# DATA RECORDS start
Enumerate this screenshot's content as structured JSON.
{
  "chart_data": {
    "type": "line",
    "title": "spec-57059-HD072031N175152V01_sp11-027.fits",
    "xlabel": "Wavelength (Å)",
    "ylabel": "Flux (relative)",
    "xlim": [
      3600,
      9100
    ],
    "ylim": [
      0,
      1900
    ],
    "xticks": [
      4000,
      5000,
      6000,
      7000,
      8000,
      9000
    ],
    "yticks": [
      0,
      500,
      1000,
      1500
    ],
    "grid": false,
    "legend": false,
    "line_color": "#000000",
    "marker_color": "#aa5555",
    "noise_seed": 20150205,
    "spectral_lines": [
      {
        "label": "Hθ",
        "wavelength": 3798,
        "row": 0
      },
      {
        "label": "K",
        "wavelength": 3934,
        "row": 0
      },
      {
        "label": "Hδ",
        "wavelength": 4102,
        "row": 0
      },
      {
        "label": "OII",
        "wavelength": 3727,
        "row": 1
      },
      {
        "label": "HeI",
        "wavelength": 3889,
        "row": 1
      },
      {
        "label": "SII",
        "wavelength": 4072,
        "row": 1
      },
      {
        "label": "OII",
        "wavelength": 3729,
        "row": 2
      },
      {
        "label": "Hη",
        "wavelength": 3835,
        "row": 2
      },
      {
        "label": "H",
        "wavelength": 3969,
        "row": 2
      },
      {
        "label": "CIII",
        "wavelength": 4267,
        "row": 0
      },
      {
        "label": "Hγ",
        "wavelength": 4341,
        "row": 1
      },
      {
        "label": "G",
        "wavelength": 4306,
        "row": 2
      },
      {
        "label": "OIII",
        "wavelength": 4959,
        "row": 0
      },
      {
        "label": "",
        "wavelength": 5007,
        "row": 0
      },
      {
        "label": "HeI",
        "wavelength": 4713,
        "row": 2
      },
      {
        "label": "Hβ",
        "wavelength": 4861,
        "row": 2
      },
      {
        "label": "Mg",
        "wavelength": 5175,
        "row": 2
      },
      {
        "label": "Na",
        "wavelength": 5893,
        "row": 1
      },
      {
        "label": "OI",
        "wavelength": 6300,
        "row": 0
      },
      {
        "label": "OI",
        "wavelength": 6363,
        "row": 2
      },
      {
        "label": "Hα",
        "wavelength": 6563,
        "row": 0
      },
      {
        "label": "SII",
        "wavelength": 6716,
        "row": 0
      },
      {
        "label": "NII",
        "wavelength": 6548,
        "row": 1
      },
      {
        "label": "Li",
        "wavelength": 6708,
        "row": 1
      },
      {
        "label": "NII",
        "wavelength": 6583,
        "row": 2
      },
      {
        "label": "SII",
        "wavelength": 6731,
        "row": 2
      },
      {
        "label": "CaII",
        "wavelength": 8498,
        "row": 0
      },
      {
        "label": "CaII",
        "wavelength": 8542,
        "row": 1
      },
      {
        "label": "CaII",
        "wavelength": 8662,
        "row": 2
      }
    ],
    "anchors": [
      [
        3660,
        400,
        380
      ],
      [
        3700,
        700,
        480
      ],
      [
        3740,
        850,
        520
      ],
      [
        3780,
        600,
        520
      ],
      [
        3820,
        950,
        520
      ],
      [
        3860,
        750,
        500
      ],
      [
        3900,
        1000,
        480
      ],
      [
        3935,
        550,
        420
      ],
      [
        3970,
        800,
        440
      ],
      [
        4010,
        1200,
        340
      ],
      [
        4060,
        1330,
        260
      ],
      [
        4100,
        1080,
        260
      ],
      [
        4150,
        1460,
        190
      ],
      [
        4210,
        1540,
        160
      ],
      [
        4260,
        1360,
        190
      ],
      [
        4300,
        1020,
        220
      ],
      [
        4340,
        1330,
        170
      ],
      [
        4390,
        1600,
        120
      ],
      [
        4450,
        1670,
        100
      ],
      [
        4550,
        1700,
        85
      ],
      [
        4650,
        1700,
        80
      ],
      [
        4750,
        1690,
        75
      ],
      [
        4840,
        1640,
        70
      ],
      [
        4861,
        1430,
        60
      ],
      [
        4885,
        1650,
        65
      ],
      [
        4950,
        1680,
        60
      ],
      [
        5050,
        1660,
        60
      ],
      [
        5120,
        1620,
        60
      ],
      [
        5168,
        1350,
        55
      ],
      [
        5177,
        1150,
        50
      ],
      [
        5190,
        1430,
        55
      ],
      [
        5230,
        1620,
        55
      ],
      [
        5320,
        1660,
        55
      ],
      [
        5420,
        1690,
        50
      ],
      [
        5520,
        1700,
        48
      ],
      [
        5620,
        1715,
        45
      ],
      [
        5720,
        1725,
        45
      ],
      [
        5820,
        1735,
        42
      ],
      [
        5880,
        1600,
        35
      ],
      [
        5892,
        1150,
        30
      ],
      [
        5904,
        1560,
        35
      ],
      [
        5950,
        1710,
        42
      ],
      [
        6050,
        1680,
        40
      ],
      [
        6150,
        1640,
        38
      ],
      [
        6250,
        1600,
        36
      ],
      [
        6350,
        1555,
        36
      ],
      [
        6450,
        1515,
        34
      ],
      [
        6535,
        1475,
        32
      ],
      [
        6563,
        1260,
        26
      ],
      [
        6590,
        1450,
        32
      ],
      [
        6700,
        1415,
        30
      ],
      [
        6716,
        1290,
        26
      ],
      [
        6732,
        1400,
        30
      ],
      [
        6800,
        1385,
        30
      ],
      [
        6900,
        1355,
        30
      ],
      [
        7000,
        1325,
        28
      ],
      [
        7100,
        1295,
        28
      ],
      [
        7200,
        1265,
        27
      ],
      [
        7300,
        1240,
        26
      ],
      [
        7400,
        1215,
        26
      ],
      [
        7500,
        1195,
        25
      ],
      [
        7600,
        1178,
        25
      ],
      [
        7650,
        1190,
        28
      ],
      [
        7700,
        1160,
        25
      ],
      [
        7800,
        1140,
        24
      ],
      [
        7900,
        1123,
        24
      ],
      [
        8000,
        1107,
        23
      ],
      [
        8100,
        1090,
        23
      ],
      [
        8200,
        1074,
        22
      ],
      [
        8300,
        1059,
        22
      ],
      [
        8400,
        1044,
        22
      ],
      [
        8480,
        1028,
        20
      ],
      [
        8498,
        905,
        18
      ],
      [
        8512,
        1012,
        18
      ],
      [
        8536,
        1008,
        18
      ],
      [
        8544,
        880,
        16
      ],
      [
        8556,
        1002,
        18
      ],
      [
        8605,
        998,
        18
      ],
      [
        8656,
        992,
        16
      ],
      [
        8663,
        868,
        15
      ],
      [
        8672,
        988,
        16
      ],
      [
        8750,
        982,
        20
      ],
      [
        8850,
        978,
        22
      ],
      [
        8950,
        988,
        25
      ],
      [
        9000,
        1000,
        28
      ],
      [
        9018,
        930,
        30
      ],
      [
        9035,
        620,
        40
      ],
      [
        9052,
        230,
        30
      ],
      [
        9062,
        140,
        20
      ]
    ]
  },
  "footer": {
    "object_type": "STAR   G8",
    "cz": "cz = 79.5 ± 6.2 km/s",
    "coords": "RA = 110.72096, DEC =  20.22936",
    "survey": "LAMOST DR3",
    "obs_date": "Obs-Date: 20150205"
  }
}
# DATA RECORDS end
■ **JOB**
Every entry must be output again, exactly as written above.

■ **OUTPUT**
Enumerate this screenshot's content as structured JSON.
{
  "chart_data": {
    "type": "line",
    "title": "spec-57059-HD072031N175152V01_sp11-027.fits",
    "xlabel": "Wavelength (Å)",
    "ylabel": "Flux (relative)",
    "xlim": [
      3600,
      9100
    ],
    "ylim": [
      0,
      1900
    ],
    "xticks": [
      4000,
      5000,
      6000,
      7000,
      8000,
      9000
    ],
    "yticks": [
      0,
      500,
      1000,
      1500
    ],
    "grid": false,
    "legend": false,
    "line_color": "#000000",
    "marker_color": "#aa5555",
    "noise_seed": 20150205,
    "spectral_lines": [
      {
        "label": "Hθ",
        "wavelength": 3798,
        "row": 0
      },
      {
        "label": "K",
        "wavelength": 3934,
        "row": 0
      },
      {
        "label": "Hδ",
        "wavelength": 4102,
        "row": 0
      },
      {
        "label": "OII",
        "wavelength": 3727,
        "row": 1
      },
      {
        "label": "HeI",
        "wavelength": 3889,
        "row": 1
      },
      {
        "label": "SII",
        "wavelength": 4072,
        "row": 1
      },
      {
        "label": "OII",
        "wavelength": 3729,
        "row": 2
      },
      {
        "label": "Hη",
        "wavelength": 3835,
        "row": 2
      },
      {
        "label": "H",
        "wavelength": 3969,
        "row": 2
      },
      {
        "label": "CIII",
        "wavelength": 4267,
        "row": 0
      },
      {
        "label": "Hγ",
        "wavelength": 4341,
        "row": 1
      },
      {
        "label": "G",
        "wavelength": 4306,
        "row": 2
      },
      {
        "label": "OIII",
        "wavelength": 4959,
        "row": 0
      },
      {
        "label": "",
        "wavelength": 5007,
        "row": 0
      },
      {
        "label": "HeI",
        "wavelength": 4713,
        "row": 2
      },
      {
        "label": "Hβ",
        "wavelength": 4861,
        "row": 2
      },
      {
        "label": "Mg",
        "wavelength": 5175,
        "row": 2
      },
      {
        "label": "Na",
        "wavelength": 5893,
        "row": 1
      },
      {
        "label": "OI",
        "wavelength": 6300,
        "row": 0
      },
      {
        "label": "OI",
        "wavelength": 6363,
        "row": 2
      },
      {
        "label": "Hα",
        "wavelength": 6563,
        "row": 0
      },
      {
        "label": "SII",
        "wavelength": 6716,
        "row": 0
      },
      {
        "label": "NII",
        "wavelength": 6548,
        "row": 1
      },
      {
        "label": "Li",
        "wavelength": 6708,
        "row": 1
      },
      {
        "label": "NII",
        "wavelength": 6583,
        "row": 2
      },
      {
        "label": "SII",
        "wavelength": 6731,
        "row": 2
      },
      {
        "label": "CaII",
        "wavelength": 8498,
        "row": 0
      },
      {
        "label": "CaII",
        "wavelength": 8542,
        "row": 1
      },
      {
        "label": "CaII",
        "wavelength": 8662,
        "row": 2
      }
    ],
    "anchors": [
      [
        3660,
        400,
        380
      ],
      [
        3700,
        700,
        480
      ],
      [
        3740,
        850,
        520
      ],
      [
        3780,
        600,
        520
      ],
      [
        3820,
        950,
        520
      ],
      [
        3860,
        750,
        500
      ],
      [
        3900,
        1000,
        480
      ],
      [
        3935,
        550,
        420
      ],
      [
        3970,
        800,
        440
      ],
      [
        4010,
        1200,
        340
      ],
      [
        4060,
        1330,
        260
      ],
      [
        4100,
        1080,
        260
      ],
      [
        4150,
        1460,
        190
      ],
      [
        4210,
        1540,
        160
      ],
      [
        4260,
        1360,
        190
      ],
      [
        4300,
        1020,
        220
      ],
      [
        4340,
        1330,
        170
      ],
      [
        4390,
        1600,
        120
      ],
      [
        4450,
        1670,
        100
      ],
      [
        4550,
        1700,
        85
      ],
      [
        4650,
        1700,
        80
      ],
      [
        4750,
        1690,
        75
      ],
      [
        4840,
        1640,
        70
      ],
      [
        4861,
        1430,
        60
      ],
      [
        4885,
        1650,
        65
      ],
      [
        4950,
        1680,
        60
      ],
      [
        5050,
        1660,
        60
      ],
      [
        5120,
        1620,
        60
      ],
      [
        5168,
        1350,
        55
      ],
      [
        5177,
        1150,
        50
      ],
      [
        5190,
        1430,
        55
      ],
      [
        5230,
        1620,
        55
      ],
      [
        5320,
        1660,
        55
      ],
      [
        5420,
        1690,
        50
      ],
      [
        5520,
        1700,
        48
      ],
      [
        5620,
        1715,
        45
      ],
      [
        5720,
        1725,
        45
      ],
      [
        5820,
        1735,
        42
      ],
      [
        5880,
        1600,
        35
      ],
      [
        5892,
        1150,
        30
      ],
      [
        5904,
        1560,
        35
      ],
      [
        5950,
        1710,
        42
      ],
      [
        6050,
        1680,
        40
      ],
      [
        6150,
        1640,
        38
      ],
      [
        6250,
        1600,
        36
      ],
      [
        6350,
        1555,
        36
      ],
      [
        6450,
        1515,
        34
      ],
      [
        6535,
        1475,
        32
      ],
      [
        6563,
        1260,
        26
      ],
      [
        6590,
        1450,
        32
      ],
      [
        6700,
        1415,
        30
      ],
      [
        6716,
        1290,
        26
      ],
      [
        6732,
        1400,
        30
      ],
      [
        6800,
        1385,
        30
      ],
      [
        6900,
        1355,
        30
      ],
      [
        7000,
        1325,
        28
      ],
      [
        7100,
        1295,
        28
      ],
      [
        7200,
        1265,
        27
      ],
      [
        7300,
        1240,
        26
      ],
      [
        7400,
        1215,
        26
      ],
      [
        7500,
        1195,
        25
      ],
      [
        7600,
        1178,
        25
      ],
      [
        7650,
        1190,
        28
      ],
      [
        7700,
        1160,
        25
      ],
      [
        7800,
        1140,
        24
      ],
      [
        7900,
        1123,
        24
      ],
      [
        8000,
        1107,
        23
      ],
      [
        8100,
        1090,
        23
      ],
      [
        8200,
        1074,
        22
      ],
      [
        8300,
        1059,
        22
      ],
      [
        8400,
        1044,
        22
      ],
      [
        8480,
        1028,
        20
      ],
      [
        8498,
        905,
        18
      ],
      [
        8512,
        1012,
        18
      ],
      [
        8536,
        1008,
        18
      ],
      [
        8544,
        880,
        16
      ],
      [
        8556,
        1002,
        18
      ],
      [
        8605,
        998,
        18
      ],
      [
        8656,
        992,
        16
      ],
      [
        8663,
        868,
        15
      ],
      [
        8672,
        988,
        16
      ],
      [
        8750,
        982,
        20
      ],
      [
        8850,
        978,
        22
      ],
      [
        8950,
        988,
        25
      ],
      [
        9000,
        1000,
        28
      ],
      [
        9018,
        930,
        30
      ],
      [
        9035,
        620,
        40
      ],
      [
        9052,
        230,
        30
      ],
      [
        9062,
        140,
        20
      ]
    ]
  },
  "footer": {
    "object_type": "STAR   G8",
    "cz": "cz = 79.5 ± 6.2 km/s",
    "coords": "RA = 110.72096, DEC =  20.22936",
    "survey": "LAMOST DR3",
    "obs_date": "Obs-Date: 20150205"
  }
}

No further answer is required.